--- PROBLEM STATEMENT ---
Copy the entries below exactly. Images do not belong in the copy.
# Start of LISTED ENTRIES
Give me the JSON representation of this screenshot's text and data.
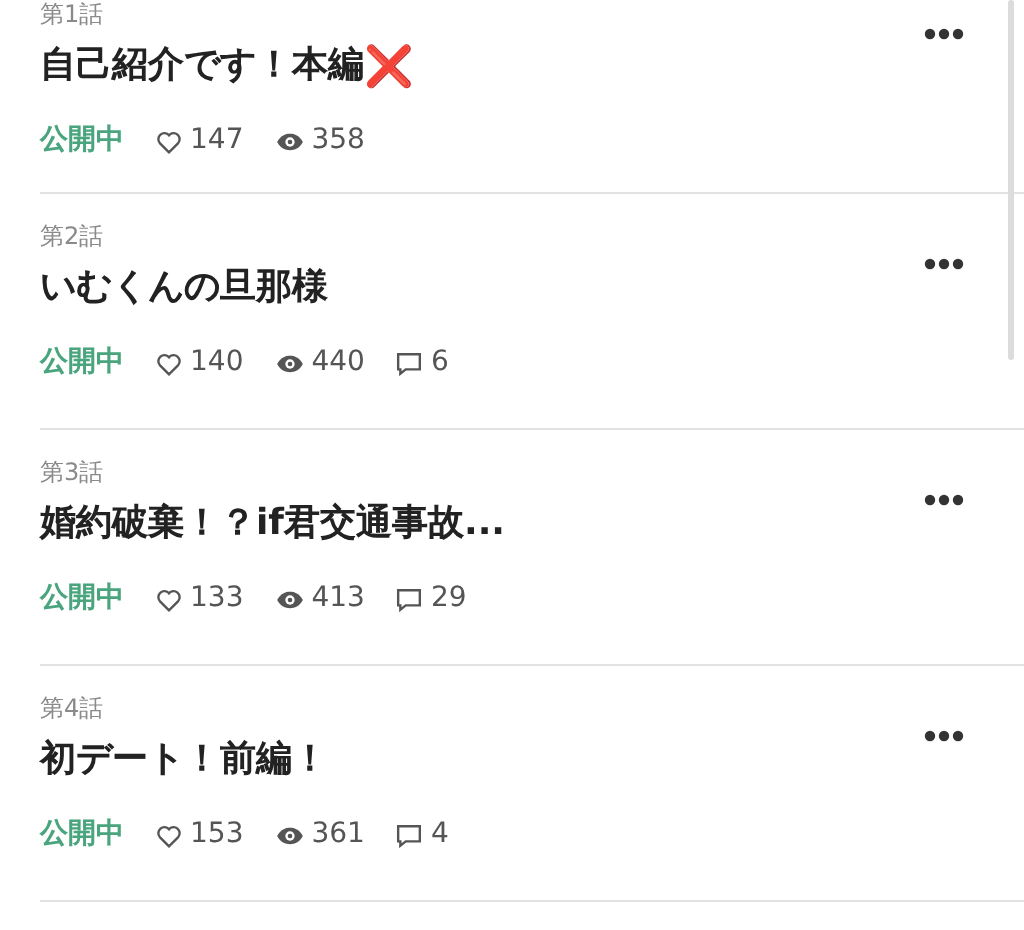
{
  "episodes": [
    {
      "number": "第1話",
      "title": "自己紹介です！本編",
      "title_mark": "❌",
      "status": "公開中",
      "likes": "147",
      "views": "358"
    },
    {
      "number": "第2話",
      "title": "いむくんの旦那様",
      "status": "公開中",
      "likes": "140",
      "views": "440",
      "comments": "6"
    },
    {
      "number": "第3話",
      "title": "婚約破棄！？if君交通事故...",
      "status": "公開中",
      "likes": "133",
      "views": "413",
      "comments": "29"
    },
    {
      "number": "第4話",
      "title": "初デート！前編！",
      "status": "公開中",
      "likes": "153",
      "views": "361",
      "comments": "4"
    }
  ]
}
# End of LISTED ENTRIES
--- RESULT OF THE EXERCISE ---
Give me the JSON representation of this screenshot's text and data.
{
  "episodes": [
    {
      "number": "第1話",
      "title": "自己紹介です！本編",
      "title_mark": "❌",
      "status": "公開中",
      "likes": "147",
      "views": "358"
    },
    {
      "number": "第2話",
      "title": "いむくんの旦那様",
      "status": "公開中",
      "likes": "140",
      "views": "440",
      "comments": "6"
    },
    {
      "number": "第3話",
      "title": "婚約破棄！？if君交通事故...",
      "status": "公開中",
      "likes": "133",
      "views": "413",
      "comments": "29"
    },
    {
      "number": "第4話",
      "title": "初デート！前編！",
      "status": "公開中",
      "likes": "153",
      "views": "361",
      "comments": "4"
    }
  ]
}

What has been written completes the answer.